- TAREA 1:
Repetí textualmente el fragmento de la nota sobre Cristian Carrizo que va desde "LA SEMANA DEL" hasta "tiene su chance.".
- TAREA 2:
Enumerá, en el orden en que aparecen, todas las cifras escritas con dígitos en la nota sobre Cristian Carrizo.

LA SEMANA DEL MONO


Cristian Carrizo se quedó sin trabajo y fue convocado para entrenar con la Primera de Instituto en cuestión de días. Así vivió una semana por demás intensa. 

De lunes a viernes, su rutina estaba marcada por asistir a su trabajo y entrenar con la Primera Local de la Gloria. De buenas a primeras todo esto cambió. Ahora sólo piensa en cumplir ese sueño que tiene desde los 8 años, cuando llegó al club de Alta Córdoba. Hoy, 15 almanaques después, tiene su chance.

Es un volante central aguerrido. Lleva la cinta de capitán en Instituto, en la Liga Cordobesa. En 2018, el DT Darío Franco lo promovió al plantel principal, pero no llegó a debutar en la B Nacional. Para el, jugar en la Gloria no representa lo mismo que a la mayoría que visten esa camiseta. Vive en El Chingolo, ahí cerquita del predio Albirrojo. Es hincha, claro. 

El Mono. "Mis hermanos, cuando era chico, me dijieron 'Mono' y así fue cuando en el barrio me empezaron a decir así y ahora me conocen mas como 'Mono' que con mi nombre".

¿Como recibió la notícia de su vida? "Fue muy lindo, fue recordar cada momento desde el comienzo hasta el día de la noticia, todo el sacrificio de años y que se haya llegado al objetivo es muy lindo. Estaba muy feliz, no podía creerlo, pero creo que todo llegá cuando uno es esforzado y valiente y trabaja con mucha humildad, todo llega".

Ahora sueña con su primer contrato profesional y con estar entre los 11. Si, así de grandes son sus objetivos. Y en un Instituto que se está rearmando en varios aspectos, los pibes de La Agustina corren con ventaja.

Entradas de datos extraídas
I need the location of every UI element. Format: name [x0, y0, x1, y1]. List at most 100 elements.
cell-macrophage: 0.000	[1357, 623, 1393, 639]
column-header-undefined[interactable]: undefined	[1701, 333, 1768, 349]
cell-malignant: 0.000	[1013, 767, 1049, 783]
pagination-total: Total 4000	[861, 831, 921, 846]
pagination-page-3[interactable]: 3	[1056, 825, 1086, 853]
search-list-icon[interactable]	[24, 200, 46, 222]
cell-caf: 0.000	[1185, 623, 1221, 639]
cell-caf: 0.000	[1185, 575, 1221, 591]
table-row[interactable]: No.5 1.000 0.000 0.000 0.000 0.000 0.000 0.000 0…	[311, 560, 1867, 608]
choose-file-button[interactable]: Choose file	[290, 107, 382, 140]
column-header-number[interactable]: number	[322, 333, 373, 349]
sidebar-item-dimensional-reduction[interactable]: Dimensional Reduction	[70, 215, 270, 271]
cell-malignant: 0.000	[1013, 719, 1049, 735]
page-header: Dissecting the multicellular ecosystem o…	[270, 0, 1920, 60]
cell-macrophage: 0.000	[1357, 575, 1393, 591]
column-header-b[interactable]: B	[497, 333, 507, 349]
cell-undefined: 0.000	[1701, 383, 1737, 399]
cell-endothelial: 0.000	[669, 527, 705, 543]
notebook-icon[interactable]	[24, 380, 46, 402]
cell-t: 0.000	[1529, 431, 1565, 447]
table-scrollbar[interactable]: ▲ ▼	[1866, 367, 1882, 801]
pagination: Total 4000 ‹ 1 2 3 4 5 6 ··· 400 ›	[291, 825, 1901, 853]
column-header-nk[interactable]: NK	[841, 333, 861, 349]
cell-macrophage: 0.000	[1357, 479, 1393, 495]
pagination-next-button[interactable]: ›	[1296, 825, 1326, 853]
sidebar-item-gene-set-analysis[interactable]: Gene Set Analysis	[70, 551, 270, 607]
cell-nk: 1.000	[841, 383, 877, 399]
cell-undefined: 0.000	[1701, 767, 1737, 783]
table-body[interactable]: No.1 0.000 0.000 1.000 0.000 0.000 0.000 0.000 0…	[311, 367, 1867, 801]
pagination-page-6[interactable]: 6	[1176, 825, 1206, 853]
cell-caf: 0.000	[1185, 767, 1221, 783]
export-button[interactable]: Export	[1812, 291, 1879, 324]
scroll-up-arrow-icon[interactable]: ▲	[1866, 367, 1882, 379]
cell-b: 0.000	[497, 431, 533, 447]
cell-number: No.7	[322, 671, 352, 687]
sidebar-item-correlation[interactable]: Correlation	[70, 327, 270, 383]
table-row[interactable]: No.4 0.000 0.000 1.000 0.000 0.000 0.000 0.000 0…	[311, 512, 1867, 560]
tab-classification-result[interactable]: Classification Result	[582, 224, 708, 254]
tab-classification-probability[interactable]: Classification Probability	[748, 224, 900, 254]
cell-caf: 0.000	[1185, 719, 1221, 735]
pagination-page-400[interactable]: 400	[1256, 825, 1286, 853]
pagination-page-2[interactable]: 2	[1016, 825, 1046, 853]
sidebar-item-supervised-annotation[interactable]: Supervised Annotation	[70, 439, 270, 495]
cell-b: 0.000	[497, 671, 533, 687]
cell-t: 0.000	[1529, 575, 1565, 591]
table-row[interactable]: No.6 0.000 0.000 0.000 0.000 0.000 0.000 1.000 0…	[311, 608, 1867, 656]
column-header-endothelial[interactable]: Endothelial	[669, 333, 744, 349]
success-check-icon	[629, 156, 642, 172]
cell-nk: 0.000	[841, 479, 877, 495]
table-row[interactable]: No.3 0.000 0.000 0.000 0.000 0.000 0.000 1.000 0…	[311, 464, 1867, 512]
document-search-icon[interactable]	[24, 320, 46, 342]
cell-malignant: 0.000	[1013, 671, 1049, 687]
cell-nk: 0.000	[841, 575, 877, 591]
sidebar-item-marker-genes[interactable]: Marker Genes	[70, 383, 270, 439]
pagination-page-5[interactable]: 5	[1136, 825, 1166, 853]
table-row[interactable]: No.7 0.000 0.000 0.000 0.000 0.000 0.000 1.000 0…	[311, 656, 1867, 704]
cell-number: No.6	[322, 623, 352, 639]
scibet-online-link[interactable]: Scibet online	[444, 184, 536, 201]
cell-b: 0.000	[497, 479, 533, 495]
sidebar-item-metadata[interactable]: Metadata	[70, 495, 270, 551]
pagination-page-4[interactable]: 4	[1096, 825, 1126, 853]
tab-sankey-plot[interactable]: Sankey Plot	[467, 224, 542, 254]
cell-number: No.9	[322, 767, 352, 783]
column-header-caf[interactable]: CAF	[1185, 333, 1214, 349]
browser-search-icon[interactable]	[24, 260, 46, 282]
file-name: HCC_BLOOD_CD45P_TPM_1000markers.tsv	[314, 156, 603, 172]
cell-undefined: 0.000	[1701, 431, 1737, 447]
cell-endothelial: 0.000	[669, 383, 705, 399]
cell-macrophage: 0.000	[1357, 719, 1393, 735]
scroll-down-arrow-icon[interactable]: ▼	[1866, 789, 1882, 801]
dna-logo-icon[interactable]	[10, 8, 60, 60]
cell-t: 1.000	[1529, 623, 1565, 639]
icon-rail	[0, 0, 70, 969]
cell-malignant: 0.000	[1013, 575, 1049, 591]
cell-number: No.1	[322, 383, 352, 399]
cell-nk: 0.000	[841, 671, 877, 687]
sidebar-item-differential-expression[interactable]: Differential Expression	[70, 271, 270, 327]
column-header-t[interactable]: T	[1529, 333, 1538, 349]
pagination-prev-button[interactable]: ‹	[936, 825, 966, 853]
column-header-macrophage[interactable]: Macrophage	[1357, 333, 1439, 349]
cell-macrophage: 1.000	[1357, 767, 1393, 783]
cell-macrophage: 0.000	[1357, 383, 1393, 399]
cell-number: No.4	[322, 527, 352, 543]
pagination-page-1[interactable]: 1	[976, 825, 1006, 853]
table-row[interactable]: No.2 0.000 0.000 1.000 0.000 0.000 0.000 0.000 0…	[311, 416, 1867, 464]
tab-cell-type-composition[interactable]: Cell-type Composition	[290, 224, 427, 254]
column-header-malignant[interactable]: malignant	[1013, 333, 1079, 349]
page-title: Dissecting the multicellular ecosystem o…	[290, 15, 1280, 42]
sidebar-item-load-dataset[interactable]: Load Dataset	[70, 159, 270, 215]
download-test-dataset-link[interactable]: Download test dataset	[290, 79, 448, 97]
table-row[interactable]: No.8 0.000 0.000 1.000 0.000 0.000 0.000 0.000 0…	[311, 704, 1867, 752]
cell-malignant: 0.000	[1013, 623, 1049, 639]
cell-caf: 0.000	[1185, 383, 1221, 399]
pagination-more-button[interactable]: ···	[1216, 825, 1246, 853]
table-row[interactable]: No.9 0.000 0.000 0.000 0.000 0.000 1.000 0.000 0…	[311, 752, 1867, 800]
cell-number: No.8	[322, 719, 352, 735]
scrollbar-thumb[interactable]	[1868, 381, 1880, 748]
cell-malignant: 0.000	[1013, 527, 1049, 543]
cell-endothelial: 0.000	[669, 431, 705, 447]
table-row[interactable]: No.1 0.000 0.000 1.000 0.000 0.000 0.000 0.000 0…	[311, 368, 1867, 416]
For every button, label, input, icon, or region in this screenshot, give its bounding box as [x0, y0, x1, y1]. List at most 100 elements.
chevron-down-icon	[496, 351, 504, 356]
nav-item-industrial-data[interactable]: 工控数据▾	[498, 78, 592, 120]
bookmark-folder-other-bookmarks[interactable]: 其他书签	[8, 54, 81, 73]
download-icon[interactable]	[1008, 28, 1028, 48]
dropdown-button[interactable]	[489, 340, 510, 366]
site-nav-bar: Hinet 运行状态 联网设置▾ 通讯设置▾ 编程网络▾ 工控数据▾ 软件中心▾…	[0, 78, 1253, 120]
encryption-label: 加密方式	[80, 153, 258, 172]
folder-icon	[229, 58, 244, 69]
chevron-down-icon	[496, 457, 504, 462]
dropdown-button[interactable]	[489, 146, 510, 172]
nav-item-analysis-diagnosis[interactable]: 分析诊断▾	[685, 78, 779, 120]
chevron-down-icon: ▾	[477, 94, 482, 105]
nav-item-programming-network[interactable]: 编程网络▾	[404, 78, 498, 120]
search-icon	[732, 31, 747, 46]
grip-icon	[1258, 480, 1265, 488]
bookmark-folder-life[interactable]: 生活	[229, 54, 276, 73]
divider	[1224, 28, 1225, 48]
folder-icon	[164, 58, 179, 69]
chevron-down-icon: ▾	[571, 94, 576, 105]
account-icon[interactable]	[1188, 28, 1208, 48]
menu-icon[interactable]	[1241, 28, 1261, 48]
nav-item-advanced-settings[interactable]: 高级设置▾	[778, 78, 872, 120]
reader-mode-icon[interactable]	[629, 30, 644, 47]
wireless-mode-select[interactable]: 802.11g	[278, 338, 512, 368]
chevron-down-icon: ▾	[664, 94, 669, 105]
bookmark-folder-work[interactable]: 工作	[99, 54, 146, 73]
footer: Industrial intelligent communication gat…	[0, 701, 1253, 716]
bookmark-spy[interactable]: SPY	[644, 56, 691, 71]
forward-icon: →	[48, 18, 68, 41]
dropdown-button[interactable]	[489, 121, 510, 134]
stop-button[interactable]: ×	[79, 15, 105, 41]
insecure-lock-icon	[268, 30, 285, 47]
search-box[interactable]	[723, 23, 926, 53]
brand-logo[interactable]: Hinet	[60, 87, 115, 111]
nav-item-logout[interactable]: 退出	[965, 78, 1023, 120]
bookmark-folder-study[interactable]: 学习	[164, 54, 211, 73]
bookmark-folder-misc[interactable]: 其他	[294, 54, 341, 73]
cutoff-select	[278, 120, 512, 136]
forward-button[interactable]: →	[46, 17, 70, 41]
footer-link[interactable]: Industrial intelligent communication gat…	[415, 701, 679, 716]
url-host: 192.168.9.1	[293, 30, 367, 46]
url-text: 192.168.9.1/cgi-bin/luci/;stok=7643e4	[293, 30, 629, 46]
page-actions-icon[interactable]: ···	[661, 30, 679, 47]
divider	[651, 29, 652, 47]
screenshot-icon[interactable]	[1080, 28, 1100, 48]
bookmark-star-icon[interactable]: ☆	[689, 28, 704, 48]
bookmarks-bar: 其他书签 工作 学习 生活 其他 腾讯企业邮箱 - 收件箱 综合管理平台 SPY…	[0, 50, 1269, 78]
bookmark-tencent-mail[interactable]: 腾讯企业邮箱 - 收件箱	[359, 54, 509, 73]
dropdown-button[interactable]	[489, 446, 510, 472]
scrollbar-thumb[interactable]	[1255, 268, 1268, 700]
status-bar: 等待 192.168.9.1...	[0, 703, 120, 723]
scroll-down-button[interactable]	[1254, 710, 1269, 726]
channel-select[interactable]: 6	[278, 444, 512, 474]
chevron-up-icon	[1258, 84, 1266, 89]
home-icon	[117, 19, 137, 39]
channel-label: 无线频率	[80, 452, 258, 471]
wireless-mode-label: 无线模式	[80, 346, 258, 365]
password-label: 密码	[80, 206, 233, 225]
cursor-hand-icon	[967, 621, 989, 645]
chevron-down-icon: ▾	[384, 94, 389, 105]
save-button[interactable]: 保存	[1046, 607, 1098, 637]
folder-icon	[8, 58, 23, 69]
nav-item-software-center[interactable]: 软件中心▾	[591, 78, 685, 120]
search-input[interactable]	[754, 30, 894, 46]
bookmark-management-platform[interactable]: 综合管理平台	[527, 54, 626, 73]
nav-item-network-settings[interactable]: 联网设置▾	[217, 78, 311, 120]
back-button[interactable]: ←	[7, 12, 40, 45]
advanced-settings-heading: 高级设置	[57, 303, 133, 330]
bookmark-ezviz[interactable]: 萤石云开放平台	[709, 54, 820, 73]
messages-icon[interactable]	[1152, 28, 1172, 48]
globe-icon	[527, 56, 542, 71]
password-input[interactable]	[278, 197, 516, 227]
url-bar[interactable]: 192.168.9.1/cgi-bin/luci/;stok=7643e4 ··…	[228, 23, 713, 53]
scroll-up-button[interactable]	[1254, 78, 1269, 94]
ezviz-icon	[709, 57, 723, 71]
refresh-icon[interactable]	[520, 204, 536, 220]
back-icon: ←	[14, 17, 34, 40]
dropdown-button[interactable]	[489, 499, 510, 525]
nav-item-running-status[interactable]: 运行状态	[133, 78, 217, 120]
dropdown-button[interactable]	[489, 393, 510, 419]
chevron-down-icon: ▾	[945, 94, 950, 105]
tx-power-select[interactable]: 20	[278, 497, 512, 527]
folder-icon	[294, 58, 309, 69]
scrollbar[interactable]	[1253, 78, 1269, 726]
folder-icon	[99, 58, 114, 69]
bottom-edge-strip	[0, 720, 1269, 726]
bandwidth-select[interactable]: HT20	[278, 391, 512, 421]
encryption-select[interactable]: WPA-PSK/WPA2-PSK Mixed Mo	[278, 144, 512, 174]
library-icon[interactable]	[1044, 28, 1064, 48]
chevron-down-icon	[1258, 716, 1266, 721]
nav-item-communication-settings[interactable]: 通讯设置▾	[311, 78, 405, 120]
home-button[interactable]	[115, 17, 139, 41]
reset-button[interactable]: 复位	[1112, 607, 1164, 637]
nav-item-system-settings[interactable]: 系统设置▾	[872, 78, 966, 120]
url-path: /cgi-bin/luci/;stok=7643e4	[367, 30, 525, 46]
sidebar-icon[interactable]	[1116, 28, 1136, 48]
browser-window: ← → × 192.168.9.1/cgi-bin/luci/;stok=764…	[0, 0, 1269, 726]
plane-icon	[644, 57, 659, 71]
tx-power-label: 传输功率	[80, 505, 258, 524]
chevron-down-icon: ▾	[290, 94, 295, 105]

- RESPUESTA ESPERADA 1:
LA SEMANA DEL MONO


Cristian Carrizo se quedó sin trabajo y fue convocado para entrenar con la Primera de Instituto en cuestión de días. Así vivió una semana por demás intensa. 

De lunes a viernes, su rutina estaba marcada por asistir a su trabajo y entrenar con la Primera Local de la Gloria. De buenas a primeras todo esto cambió. Ahora sólo piensa en cumplir ese sueño que tiene desde los 8 años, cuando llegó al club de Alta Córdoba. Hoy, 15 almanaques después, tiene su chance.

- RESPUESTA ESPERADA 2:
8, 15, 2018, 11